::: Data provided
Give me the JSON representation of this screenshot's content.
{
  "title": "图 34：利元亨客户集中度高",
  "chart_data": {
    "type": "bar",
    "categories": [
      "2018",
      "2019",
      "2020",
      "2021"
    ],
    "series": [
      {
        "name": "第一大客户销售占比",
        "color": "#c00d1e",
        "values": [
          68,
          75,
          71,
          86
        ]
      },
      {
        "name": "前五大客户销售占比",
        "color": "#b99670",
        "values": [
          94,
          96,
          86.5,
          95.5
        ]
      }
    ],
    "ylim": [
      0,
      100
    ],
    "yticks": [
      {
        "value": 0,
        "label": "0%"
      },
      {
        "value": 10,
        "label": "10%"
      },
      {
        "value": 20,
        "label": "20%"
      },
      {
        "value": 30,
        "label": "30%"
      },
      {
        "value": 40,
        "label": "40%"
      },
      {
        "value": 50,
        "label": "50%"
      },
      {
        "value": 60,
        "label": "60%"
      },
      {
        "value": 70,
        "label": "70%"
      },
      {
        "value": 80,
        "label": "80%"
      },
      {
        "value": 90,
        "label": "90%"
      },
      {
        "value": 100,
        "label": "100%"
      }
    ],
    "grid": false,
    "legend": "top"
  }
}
::::::
> _Work to complete_
Reproduce each entry word for word.

> _Response_
Give me the JSON representation of this screenshot's content.
{
  "title": "图 34：利元亨客户集中度高",
  "chart_data": {
    "type": "bar",
    "categories": [
      "2018",
      "2019",
      "2020",
      "2021"
    ],
    "series": [
      {
        "name": "第一大客户销售占比",
        "color": "#c00d1e",
        "values": [
          68,
          75,
          71,
          86
        ]
      },
      {
        "name": "前五大客户销售占比",
        "color": "#b99670",
        "values": [
          94,
          96,
          86.5,
          95.5
        ]
      }
    ],
    "ylim": [
      0,
      100
    ],
    "yticks": [
      {
        "value": 0,
        "label": "0%"
      },
      {
        "value": 10,
        "label": "10%"
      },
      {
        "value": 20,
        "label": "20%"
      },
      {
        "value": 30,
        "label": "30%"
      },
      {
        "value": 40,
        "label": "40%"
      },
      {
        "value": 50,
        "label": "50%"
      },
      {
        "value": 60,
        "label": "60%"
      },
      {
        "value": 70,
        "label": "70%"
      },
      {
        "value": 80,
        "label": "80%"
      },
      {
        "value": 90,
        "label": "90%"
      },
      {
        "value": 100,
        "label": "100%"
      }
    ],
    "grid": false,
    "legend": "top"
  }
}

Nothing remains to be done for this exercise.